◆ Directions:
Copy out every line that contains "guidance".
------ Record set ------
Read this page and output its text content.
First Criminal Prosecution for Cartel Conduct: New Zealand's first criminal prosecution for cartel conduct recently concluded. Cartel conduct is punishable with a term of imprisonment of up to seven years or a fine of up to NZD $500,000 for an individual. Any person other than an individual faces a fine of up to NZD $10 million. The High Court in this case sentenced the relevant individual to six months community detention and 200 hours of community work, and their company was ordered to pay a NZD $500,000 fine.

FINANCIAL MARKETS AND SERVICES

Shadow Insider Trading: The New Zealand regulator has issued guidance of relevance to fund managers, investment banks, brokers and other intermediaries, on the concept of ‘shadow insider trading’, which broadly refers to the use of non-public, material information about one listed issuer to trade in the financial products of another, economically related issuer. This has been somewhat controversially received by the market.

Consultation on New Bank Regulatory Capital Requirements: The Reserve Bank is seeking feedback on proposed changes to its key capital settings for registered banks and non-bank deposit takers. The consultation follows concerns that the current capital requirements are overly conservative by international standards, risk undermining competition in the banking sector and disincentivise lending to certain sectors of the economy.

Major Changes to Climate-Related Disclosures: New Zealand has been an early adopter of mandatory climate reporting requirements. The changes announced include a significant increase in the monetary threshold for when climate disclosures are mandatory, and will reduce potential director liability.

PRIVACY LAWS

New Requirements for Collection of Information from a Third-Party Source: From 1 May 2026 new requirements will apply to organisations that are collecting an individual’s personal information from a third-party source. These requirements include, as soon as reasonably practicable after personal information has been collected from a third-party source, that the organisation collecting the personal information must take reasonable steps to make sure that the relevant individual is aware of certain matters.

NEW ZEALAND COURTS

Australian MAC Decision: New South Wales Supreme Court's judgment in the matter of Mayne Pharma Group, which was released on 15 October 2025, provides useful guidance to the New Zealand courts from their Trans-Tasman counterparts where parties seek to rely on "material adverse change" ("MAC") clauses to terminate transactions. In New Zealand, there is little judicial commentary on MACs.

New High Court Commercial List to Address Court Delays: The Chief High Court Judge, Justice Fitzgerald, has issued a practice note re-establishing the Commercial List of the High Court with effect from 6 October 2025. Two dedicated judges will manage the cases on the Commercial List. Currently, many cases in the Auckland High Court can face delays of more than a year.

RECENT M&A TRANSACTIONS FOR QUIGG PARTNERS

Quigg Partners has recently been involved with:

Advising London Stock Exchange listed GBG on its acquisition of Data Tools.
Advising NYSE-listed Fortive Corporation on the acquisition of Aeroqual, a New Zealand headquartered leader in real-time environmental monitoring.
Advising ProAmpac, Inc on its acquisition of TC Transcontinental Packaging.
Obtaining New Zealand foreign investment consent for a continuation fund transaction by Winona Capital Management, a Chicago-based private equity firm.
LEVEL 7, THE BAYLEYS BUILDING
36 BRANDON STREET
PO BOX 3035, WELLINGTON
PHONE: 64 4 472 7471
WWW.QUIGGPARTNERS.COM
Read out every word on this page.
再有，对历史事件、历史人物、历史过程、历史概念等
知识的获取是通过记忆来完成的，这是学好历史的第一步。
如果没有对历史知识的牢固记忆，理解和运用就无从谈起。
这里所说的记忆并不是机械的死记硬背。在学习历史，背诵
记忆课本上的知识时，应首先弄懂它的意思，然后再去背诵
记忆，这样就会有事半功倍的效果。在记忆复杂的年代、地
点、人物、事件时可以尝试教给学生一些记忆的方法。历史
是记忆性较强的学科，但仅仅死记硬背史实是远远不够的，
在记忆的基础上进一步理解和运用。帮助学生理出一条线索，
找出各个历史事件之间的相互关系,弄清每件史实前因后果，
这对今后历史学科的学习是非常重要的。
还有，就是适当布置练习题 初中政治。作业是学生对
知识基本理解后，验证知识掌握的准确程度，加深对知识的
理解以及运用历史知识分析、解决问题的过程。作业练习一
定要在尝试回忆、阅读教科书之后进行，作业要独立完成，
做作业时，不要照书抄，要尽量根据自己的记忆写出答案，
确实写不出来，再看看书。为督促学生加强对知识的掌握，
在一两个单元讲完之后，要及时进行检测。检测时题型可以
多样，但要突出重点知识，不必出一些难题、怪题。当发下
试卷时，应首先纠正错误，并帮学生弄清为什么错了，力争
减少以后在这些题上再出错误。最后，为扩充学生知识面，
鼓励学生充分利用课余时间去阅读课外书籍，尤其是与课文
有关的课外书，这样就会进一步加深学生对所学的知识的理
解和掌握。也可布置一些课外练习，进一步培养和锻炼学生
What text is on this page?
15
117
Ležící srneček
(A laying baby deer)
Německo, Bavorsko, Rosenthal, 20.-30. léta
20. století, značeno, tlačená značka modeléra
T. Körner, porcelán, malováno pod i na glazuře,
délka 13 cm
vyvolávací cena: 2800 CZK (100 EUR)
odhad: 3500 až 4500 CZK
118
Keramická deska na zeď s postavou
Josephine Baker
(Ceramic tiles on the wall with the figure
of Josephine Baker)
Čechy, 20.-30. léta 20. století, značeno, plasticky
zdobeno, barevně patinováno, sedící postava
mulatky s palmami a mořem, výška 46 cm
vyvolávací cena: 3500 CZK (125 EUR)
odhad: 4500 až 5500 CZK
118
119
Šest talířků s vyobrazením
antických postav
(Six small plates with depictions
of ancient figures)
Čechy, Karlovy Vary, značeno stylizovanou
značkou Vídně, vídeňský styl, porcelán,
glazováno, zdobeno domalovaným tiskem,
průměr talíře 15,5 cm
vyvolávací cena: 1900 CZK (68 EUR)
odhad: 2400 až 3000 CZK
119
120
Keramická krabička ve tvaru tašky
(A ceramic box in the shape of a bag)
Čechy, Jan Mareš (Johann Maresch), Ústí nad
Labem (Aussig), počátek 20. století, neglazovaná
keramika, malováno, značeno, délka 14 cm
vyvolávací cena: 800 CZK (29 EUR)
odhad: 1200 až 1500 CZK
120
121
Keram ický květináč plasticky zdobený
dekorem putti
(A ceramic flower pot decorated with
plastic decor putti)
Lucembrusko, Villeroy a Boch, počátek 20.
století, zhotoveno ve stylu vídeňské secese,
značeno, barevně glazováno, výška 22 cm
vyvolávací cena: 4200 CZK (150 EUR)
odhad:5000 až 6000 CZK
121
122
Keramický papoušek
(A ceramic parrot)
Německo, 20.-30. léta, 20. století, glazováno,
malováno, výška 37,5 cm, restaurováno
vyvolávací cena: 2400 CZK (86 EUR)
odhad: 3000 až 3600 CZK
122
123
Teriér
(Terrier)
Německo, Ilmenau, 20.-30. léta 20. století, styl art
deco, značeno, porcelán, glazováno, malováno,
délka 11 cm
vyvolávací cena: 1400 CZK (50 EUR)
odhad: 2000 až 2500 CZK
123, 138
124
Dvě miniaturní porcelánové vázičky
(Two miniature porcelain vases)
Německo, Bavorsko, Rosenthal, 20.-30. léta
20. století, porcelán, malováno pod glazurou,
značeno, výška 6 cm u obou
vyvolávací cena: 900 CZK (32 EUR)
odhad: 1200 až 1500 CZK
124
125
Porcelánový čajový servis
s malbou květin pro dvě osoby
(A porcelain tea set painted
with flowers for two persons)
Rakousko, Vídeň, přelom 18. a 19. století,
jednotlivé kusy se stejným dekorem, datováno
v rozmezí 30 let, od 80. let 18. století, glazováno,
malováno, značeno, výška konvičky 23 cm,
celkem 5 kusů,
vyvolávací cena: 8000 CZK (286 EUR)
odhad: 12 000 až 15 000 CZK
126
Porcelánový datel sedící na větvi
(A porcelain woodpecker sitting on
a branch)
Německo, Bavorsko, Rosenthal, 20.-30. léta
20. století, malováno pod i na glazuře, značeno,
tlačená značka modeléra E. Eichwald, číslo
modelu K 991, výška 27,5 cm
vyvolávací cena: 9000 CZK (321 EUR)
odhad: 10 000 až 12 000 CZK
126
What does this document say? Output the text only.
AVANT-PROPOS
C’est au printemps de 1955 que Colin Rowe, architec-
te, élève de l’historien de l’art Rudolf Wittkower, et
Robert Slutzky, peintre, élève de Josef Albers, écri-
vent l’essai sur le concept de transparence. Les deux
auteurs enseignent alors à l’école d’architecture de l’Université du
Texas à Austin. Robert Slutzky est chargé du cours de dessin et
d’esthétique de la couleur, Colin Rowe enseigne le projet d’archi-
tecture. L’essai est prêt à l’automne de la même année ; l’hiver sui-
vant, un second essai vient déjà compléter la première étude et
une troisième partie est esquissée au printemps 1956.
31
------
◆ Result of this exercise:
Shadow Insider Trading: The New Zealand regulator has issued guidance of relevance to fund managers, investment banks, brokers and other intermediaries, on the concept of ‘shadow insider trading’, which broadly refers to the use of non-public, material information about one listed issuer to trade in the financial products of another, economically related issuer. This has been somewhat controversially received by the market.
Australian MAC Decision: New South Wales Supreme Court's judgment in the matter of Mayne Pharma Group, which was released on 15 October 2025, provides useful guidance to the New Zealand courts from their Trans-Tasman counterparts where parties seek to rely on "material adverse change" ("MAC") clauses to terminate transactions. In New Zealand, there is little judicial commentary on MACs.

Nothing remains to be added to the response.